*Task directions*: Repeat each line exactly, leaving nothing out.

*Task data*:

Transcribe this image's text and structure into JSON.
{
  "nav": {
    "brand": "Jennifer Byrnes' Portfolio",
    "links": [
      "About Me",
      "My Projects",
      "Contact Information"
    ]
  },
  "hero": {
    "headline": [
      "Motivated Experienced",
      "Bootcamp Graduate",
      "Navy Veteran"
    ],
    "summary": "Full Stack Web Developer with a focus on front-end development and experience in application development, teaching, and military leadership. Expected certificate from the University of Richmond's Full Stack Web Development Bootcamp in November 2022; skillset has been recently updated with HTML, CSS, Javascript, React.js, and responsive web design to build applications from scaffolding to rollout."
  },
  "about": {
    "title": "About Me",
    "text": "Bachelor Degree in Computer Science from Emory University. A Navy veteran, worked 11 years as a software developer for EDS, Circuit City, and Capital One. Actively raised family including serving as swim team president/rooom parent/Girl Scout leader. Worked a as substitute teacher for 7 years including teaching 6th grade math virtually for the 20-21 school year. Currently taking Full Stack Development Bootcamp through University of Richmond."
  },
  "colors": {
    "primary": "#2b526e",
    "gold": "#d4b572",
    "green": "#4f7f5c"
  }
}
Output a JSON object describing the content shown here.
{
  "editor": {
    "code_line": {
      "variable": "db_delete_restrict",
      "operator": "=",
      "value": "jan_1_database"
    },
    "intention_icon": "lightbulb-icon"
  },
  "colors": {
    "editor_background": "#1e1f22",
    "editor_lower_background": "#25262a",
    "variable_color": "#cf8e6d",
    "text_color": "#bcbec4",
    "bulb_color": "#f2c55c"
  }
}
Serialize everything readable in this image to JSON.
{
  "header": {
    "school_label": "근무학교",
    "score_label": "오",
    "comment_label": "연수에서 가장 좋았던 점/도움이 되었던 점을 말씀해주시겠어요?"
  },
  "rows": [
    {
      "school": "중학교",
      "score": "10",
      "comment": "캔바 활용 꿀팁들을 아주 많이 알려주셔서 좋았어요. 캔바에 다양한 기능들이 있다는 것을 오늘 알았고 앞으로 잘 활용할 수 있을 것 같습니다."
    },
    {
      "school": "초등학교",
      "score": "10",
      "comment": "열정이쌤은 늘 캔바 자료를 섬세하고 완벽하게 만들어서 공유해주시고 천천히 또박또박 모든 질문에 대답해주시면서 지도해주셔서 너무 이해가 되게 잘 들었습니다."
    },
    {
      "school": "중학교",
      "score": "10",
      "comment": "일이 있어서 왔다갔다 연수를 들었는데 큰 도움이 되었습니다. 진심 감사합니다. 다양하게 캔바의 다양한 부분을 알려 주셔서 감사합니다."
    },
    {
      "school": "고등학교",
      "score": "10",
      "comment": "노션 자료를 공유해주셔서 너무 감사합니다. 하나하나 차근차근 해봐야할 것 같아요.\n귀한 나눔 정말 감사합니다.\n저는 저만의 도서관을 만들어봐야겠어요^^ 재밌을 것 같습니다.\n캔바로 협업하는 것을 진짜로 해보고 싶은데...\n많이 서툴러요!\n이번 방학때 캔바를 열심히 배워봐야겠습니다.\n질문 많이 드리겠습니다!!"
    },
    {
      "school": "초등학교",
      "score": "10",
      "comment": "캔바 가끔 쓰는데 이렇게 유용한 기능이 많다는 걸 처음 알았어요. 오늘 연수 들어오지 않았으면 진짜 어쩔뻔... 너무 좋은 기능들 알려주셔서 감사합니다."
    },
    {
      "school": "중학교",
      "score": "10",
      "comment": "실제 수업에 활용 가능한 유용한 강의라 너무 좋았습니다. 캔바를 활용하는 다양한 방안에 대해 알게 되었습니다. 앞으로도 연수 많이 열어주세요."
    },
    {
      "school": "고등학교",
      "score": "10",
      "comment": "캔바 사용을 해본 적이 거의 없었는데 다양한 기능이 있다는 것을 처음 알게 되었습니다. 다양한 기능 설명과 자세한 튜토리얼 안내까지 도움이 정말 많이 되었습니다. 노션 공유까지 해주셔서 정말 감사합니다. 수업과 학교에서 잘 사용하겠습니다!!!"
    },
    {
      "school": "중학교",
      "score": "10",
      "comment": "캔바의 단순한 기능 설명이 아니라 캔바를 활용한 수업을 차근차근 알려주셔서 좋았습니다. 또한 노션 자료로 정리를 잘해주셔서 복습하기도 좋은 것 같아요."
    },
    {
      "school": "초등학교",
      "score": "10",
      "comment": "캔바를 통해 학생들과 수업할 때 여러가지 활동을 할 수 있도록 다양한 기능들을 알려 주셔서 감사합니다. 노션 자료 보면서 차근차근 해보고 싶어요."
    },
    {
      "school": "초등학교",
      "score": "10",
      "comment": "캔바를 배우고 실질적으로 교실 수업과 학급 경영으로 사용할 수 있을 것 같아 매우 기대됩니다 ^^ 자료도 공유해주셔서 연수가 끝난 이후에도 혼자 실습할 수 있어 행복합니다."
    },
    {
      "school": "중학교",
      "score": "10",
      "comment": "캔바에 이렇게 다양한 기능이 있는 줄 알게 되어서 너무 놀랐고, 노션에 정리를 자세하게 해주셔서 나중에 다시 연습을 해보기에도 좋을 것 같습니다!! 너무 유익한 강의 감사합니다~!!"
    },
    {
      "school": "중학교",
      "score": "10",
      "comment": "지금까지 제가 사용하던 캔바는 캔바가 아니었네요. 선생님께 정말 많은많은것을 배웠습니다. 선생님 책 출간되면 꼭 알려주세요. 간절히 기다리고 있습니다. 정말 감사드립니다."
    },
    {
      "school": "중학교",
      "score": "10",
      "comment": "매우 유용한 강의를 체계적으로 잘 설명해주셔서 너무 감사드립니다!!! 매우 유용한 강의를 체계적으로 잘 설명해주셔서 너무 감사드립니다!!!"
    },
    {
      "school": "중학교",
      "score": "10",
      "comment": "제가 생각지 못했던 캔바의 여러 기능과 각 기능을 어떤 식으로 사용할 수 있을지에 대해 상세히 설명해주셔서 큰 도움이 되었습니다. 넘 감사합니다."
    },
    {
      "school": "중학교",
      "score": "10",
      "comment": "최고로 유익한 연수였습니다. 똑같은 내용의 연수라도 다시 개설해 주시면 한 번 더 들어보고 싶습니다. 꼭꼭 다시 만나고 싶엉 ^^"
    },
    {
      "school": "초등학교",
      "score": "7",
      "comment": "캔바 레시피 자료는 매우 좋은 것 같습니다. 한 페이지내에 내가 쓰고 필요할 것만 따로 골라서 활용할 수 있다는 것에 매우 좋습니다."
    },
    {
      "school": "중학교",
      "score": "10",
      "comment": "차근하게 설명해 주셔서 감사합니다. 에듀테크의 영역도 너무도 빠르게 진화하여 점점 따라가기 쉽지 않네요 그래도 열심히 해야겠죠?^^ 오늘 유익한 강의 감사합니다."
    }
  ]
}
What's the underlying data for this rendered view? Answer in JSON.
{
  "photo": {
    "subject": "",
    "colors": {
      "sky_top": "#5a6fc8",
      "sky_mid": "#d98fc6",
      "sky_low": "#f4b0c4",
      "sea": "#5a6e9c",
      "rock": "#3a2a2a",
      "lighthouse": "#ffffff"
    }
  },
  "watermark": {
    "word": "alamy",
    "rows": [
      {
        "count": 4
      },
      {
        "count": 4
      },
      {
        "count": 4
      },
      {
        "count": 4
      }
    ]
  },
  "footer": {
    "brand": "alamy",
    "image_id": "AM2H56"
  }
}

*Task output*:
Transcribe this image's text and structure into JSON.
{
  "nav": {
    "brand": "Jennifer Byrnes' Portfolio",
    "links": [
      "About Me",
      "My Projects",
      "Contact Information"
    ]
  },
  "hero": {
    "headline": [
      "Motivated Experienced",
      "Bootcamp Graduate",
      "Navy Veteran"
    ],
    "summary": "Full Stack Web Developer with a focus on front-end development and experience in application development, teaching, and military leadership. Expected certificate from the University of Richmond's Full Stack Web Development Bootcamp in November 2022; skillset has been recently updated with HTML, CSS, Javascript, React.js, and responsive web design to build applications from scaffolding to rollout."
  },
  "about": {
    "title": "About Me",
    "text": "Bachelor Degree in Computer Science from Emory University. A Navy veteran, worked 11 years as a software developer for EDS, Circuit City, and Capital One. Actively raised family including serving as swim team president/rooom parent/Girl Scout leader. Worked a as substitute teacher for 7 years including teaching 6th grade math virtually for the 20-21 school year. Currently taking Full Stack Development Bootcamp through University of Richmond."
  },
  "colors": {
    "primary": "#2b526e",
    "gold": "#d4b572",
    "green": "#4f7f5c"
  }
}
Output a JSON object describing the content shown here.
{
  "editor": {
    "code_line": {
      "variable": "db_delete_restrict",
      "operator": "=",
      "value": "jan_1_database"
    },
    "intention_icon": "lightbulb-icon"
  },
  "colors": {
    "editor_background": "#1e1f22",
    "editor_lower_background": "#25262a",
    "variable_color": "#cf8e6d",
    "text_color": "#bcbec4",
    "bulb_color": "#f2c55c"
  }
}
Serialize everything readable in this image to JSON.
{
  "header": {
    "school_label": "근무학교",
    "score_label": "오",
    "comment_label": "연수에서 가장 좋았던 점/도움이 되었던 점을 말씀해주시겠어요?"
  },
  "rows": [
    {
      "school": "중학교",
      "score": "10",
      "comment": "캔바 활용 꿀팁들을 아주 많이 알려주셔서 좋았어요. 캔바에 다양한 기능들이 있다는 것을 오늘 알았고 앞으로 잘 활용할 수 있을 것 같습니다."
    },
    {
      "school": "초등학교",
      "score": "10",
      "comment": "열정이쌤은 늘 캔바 자료를 섬세하고 완벽하게 만들어서 공유해주시고 천천히 또박또박 모든 질문에 대답해주시면서 지도해주셔서 너무 이해가 되게 잘 들었습니다."
    },
    {
      "school": "중학교",
      "score": "10",
      "comment": "일이 있어서 왔다갔다 연수를 들었는데 큰 도움이 되었습니다. 진심 감사합니다. 다양하게 캔바의 다양한 부분을 알려 주셔서 감사합니다."
    },
    {
      "school": "고등학교",
      "score": "10",
      "comment": "노션 자료를 공유해주셔서 너무 감사합니다. 하나하나 차근차근 해봐야할 것 같아요.\n귀한 나눔 정말 감사합니다.\n저는 저만의 도서관을 만들어봐야겠어요^^ 재밌을 것 같습니다.\n캔바로 협업하는 것을 진짜로 해보고 싶은데...\n많이 서툴러요!\n이번 방학때 캔바를 열심히 배워봐야겠습니다.\n질문 많이 드리겠습니다!!"
    },
    {
      "school": "초등학교",
      "score": "10",
      "comment": "캔바 가끔 쓰는데 이렇게 유용한 기능이 많다는 걸 처음 알았어요. 오늘 연수 들어오지 않았으면 진짜 어쩔뻔... 너무 좋은 기능들 알려주셔서 감사합니다."
    },
    {
      "school": "중학교",
      "score": "10",
      "comment": "실제 수업에 활용 가능한 유용한 강의라 너무 좋았습니다. 캔바를 활용하는 다양한 방안에 대해 알게 되었습니다. 앞으로도 연수 많이 열어주세요."
    },
    {
      "school": "고등학교",
      "score": "10",
      "comment": "캔바 사용을 해본 적이 거의 없었는데 다양한 기능이 있다는 것을 처음 알게 되었습니다. 다양한 기능 설명과 자세한 튜토리얼 안내까지 도움이 정말 많이 되었습니다. 노션 공유까지 해주셔서 정말 감사합니다. 수업과 학교에서 잘 사용하겠습니다!!!"
    },
    {
      "school": "중학교",
      "score": "10",
      "comment": "캔바의 단순한 기능 설명이 아니라 캔바를 활용한 수업을 차근차근 알려주셔서 좋았습니다. 또한 노션 자료로 정리를 잘해주셔서 복습하기도 좋은 것 같아요."
    },
    {
      "school": "초등학교",
      "score": "10",
      "comment": "캔바를 통해 학생들과 수업할 때 여러가지 활동을 할 수 있도록 다양한 기능들을 알려 주셔서 감사합니다. 노션 자료 보면서 차근차근 해보고 싶어요."
    },
    {
      "school": "초등학교",
      "score": "10",
      "comment": "캔바를 배우고 실질적으로 교실 수업과 학급 경영으로 사용할 수 있을 것 같아 매우 기대됩니다 ^^ 자료도 공유해주셔서 연수가 끝난 이후에도 혼자 실습할 수 있어 행복합니다."
    },
    {
      "school": "중학교",
      "score": "10",
      "comment": "캔바에 이렇게 다양한 기능이 있는 줄 알게 되어서 너무 놀랐고, 노션에 정리를 자세하게 해주셔서 나중에 다시 연습을 해보기에도 좋을 것 같습니다!! 너무 유익한 강의 감사합니다~!!"
    },
    {
      "school": "중학교",
      "score": "10",
      "comment": "지금까지 제가 사용하던 캔바는 캔바가 아니었네요. 선생님께 정말 많은많은것을 배웠습니다. 선생님 책 출간되면 꼭 알려주세요. 간절히 기다리고 있습니다. 정말 감사드립니다."
    },
    {
      "school": "중학교",
      "score": "10",
      "comment": "매우 유용한 강의를 체계적으로 잘 설명해주셔서 너무 감사드립니다!!! 매우 유용한 강의를 체계적으로 잘 설명해주셔서 너무 감사드립니다!!!"
    },
    {
      "school": "중학교",
      "score": "10",
      "comment": "제가 생각지 못했던 캔바의 여러 기능과 각 기능을 어떤 식으로 사용할 수 있을지에 대해 상세히 설명해주셔서 큰 도움이 되었습니다. 넘 감사합니다."
    },
    {
      "school": "중학교",
      "score": "10",
      "comment": "최고로 유익한 연수였습니다. 똑같은 내용의 연수라도 다시 개설해 주시면 한 번 더 들어보고 싶습니다. 꼭꼭 다시 만나고 싶엉 ^^"
    },
    {
      "school": "초등학교",
      "score": "7",
      "comment": "캔바 레시피 자료는 매우 좋은 것 같습니다. 한 페이지내에 내가 쓰고 필요할 것만 따로 골라서 활용할 수 있다는 것에 매우 좋습니다."
    },
    {
      "school": "중학교",
      "score": "10",
      "comment": "차근하게 설명해 주셔서 감사합니다. 에듀테크의 영역도 너무도 빠르게 진화하여 점점 따라가기 쉽지 않네요 그래도 열심히 해야겠죠?^^ 오늘 유익한 강의 감사합니다."
    }
  ]
}
What's the underlying data for this rendered view? Answer in JSON.
{
  "photo": {
    "subject": "",
    "colors": {
      "sky_top": "#5a6fc8",
      "sky_mid": "#d98fc6",
      "sky_low": "#f4b0c4",
      "sea": "#5a6e9c",
      "rock": "#3a2a2a",
      "lighthouse": "#ffffff"
    }
  },
  "watermark": {
    "word": "alamy",
    "rows": [
      {
        "count": 4
      },
      {
        "count": 4
      },
      {
        "count": 4
      },
      {
        "count": 4
      }
    ]
  },
  "footer": {
    "brand": "alamy",
    "image_id": "AM2H56"
  }
}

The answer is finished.